Excerpts from a figure dataset

--- start ---

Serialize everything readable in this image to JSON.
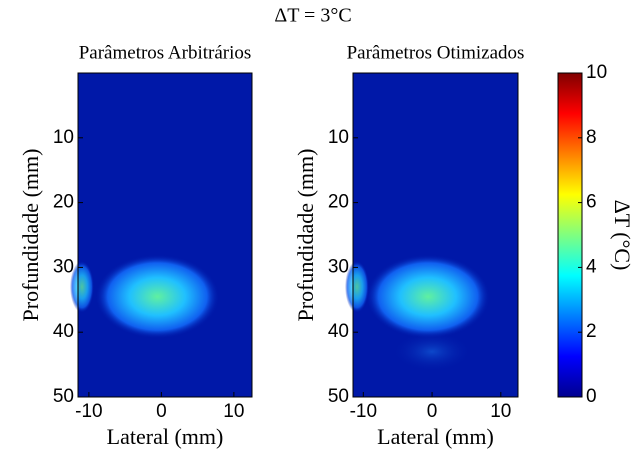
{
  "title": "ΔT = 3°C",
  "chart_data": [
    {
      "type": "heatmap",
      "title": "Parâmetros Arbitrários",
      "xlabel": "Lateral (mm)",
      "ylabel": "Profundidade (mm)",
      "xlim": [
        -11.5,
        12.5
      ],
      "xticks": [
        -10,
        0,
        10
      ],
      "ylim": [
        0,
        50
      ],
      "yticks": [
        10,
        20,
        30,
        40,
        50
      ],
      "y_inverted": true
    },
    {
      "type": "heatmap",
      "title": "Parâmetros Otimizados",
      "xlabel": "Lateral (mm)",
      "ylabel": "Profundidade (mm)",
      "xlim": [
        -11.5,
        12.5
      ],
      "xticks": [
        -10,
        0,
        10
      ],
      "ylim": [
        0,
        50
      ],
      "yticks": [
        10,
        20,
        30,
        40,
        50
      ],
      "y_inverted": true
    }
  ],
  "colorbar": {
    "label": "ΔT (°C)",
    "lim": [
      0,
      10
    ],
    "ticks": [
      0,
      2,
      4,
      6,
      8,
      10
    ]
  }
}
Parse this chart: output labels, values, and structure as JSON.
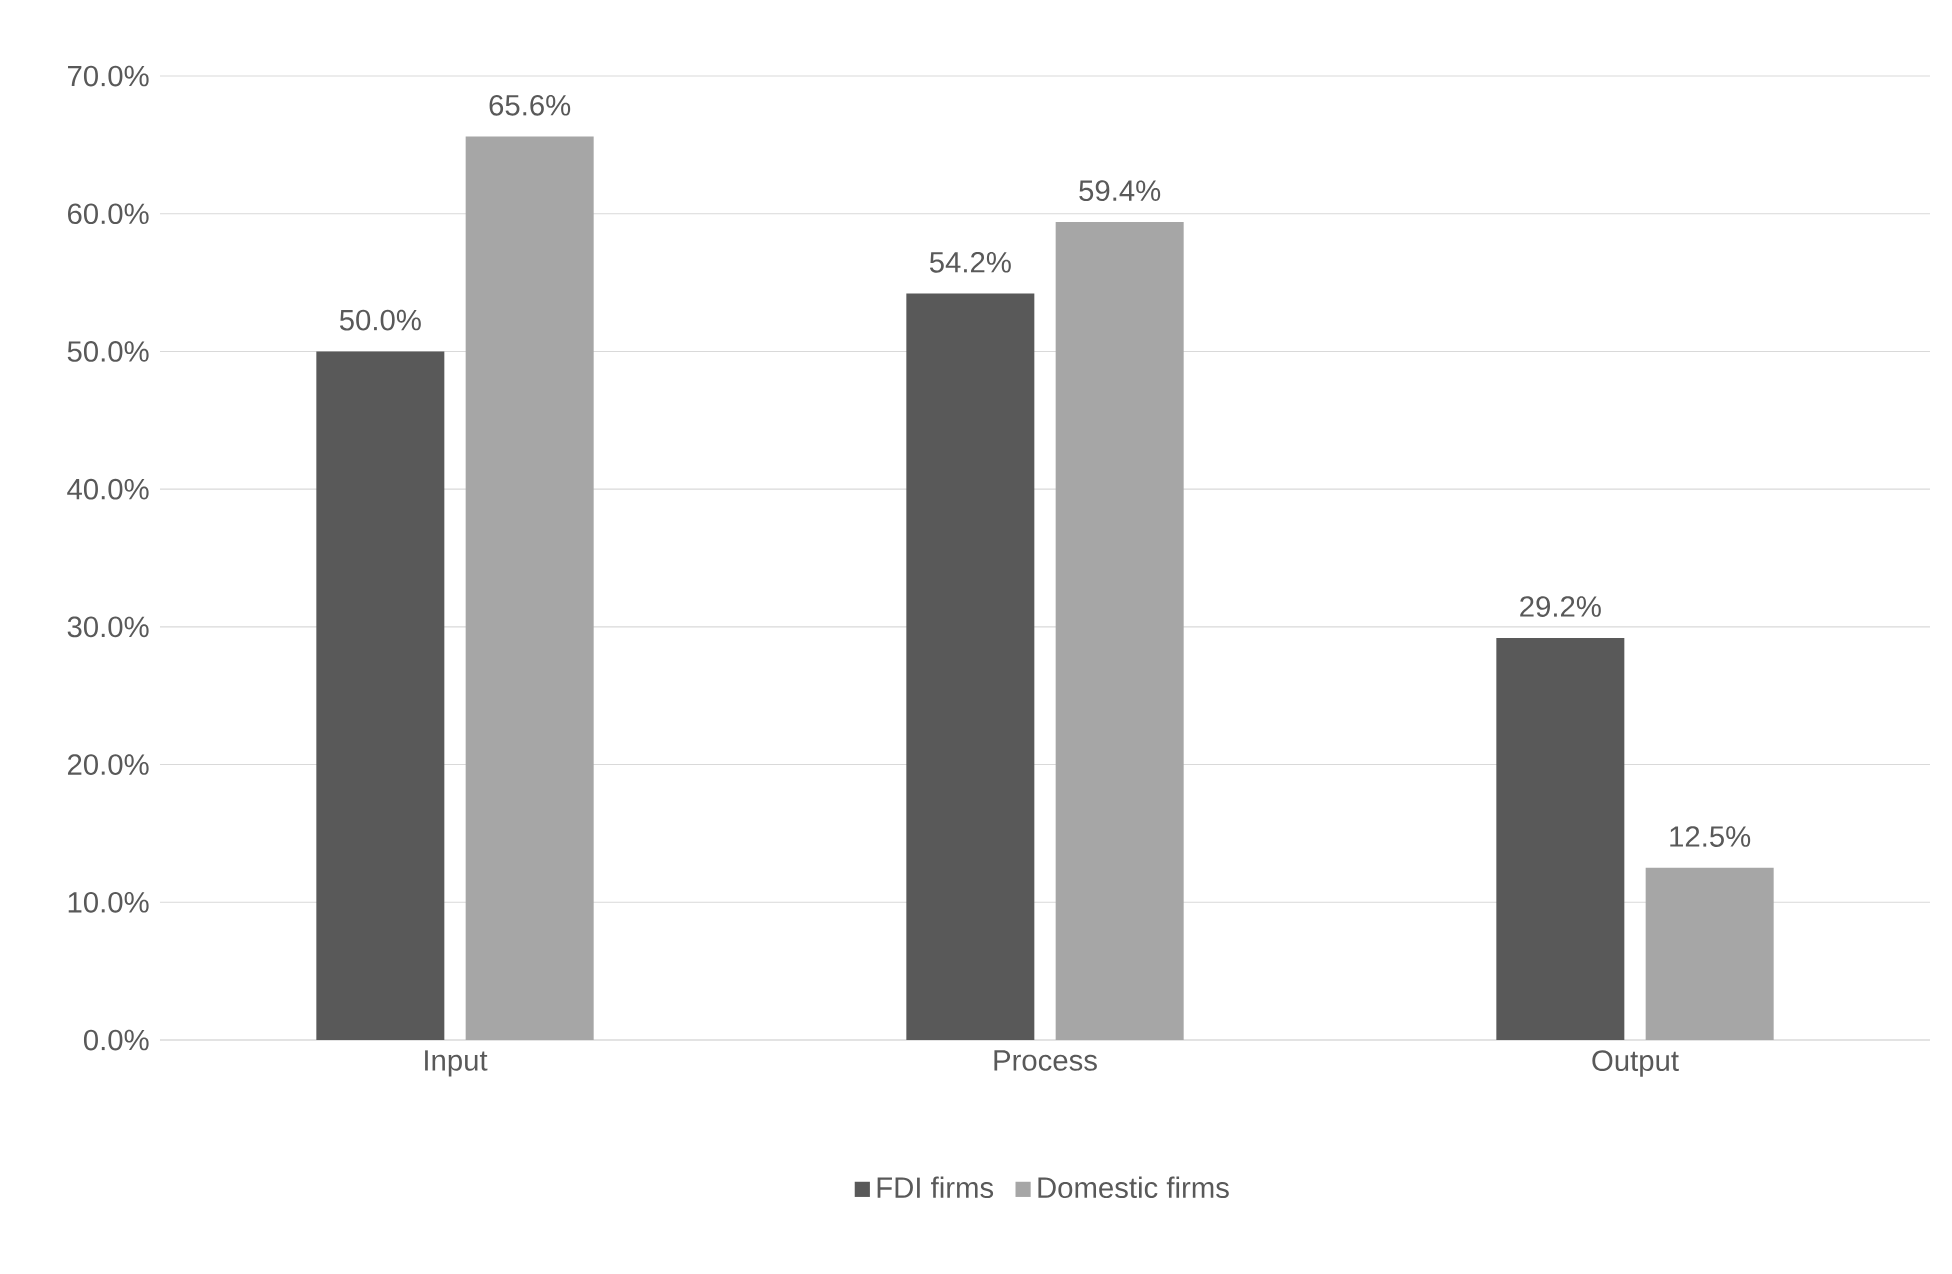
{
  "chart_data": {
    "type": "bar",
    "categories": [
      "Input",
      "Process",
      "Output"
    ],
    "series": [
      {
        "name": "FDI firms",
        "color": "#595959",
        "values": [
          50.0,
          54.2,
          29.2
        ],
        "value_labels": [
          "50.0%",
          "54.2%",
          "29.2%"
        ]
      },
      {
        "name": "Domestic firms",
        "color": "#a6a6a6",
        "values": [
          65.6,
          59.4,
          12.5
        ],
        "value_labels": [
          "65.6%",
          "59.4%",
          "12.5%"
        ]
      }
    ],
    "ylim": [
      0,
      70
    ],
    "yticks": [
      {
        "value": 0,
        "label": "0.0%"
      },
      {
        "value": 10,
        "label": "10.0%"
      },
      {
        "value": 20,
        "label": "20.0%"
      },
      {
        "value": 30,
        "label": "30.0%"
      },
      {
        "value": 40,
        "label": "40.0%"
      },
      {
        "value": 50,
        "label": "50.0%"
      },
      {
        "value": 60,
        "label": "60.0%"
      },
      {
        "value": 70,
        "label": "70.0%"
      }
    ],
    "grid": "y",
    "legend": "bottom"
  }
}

--- end ---

- _Written request_: Transcribe the whole listing, character for character, but not its images.

- _Solved problem_:
Serialize everything readable in this image to JSON.
{
  "title": "ΔT = 3°C",
  "chart_data": [
    {
      "type": "heatmap",
      "title": "Parâmetros Arbitrários",
      "xlabel": "Lateral (mm)",
      "ylabel": "Profundidade (mm)",
      "xlim": [
        -11.5,
        12.5
      ],
      "xticks": [
        -10,
        0,
        10
      ],
      "ylim": [
        0,
        50
      ],
      "yticks": [
        10,
        20,
        30,
        40,
        50
      ],
      "y_inverted": true
    },
    {
      "type": "heatmap",
      "title": "Parâmetros Otimizados",
      "xlabel": "Lateral (mm)",
      "ylabel": "Profundidade (mm)",
      "xlim": [
        -11.5,
        12.5
      ],
      "xticks": [
        -10,
        0,
        10
      ],
      "ylim": [
        0,
        50
      ],
      "yticks": [
        10,
        20,
        30,
        40,
        50
      ],
      "y_inverted": true
    }
  ],
  "colorbar": {
    "label": "ΔT (°C)",
    "lim": [
      0,
      10
    ],
    "ticks": [
      0,
      2,
      4,
      6,
      8,
      10
    ]
  }
}
Parse this chart: output labels, values, and structure as JSON.
{
  "chart_data": {
    "type": "bar",
    "categories": [
      "Input",
      "Process",
      "Output"
    ],
    "series": [
      {
        "name": "FDI firms",
        "color": "#595959",
        "values": [
          50.0,
          54.2,
          29.2
        ],
        "value_labels": [
          "50.0%",
          "54.2%",
          "29.2%"
        ]
      },
      {
        "name": "Domestic firms",
        "color": "#a6a6a6",
        "values": [
          65.6,
          59.4,
          12.5
        ],
        "value_labels": [
          "65.6%",
          "59.4%",
          "12.5%"
        ]
      }
    ],
    "ylim": [
      0,
      70
    ],
    "yticks": [
      {
        "value": 0,
        "label": "0.0%"
      },
      {
        "value": 10,
        "label": "10.0%"
      },
      {
        "value": 20,
        "label": "20.0%"
      },
      {
        "value": 30,
        "label": "30.0%"
      },
      {
        "value": 40,
        "label": "40.0%"
      },
      {
        "value": 50,
        "label": "50.0%"
      },
      {
        "value": 60,
        "label": "60.0%"
      },
      {
        "value": 70,
        "label": "70.0%"
      }
    ],
    "grid": "y",
    "legend": "bottom"
  }
}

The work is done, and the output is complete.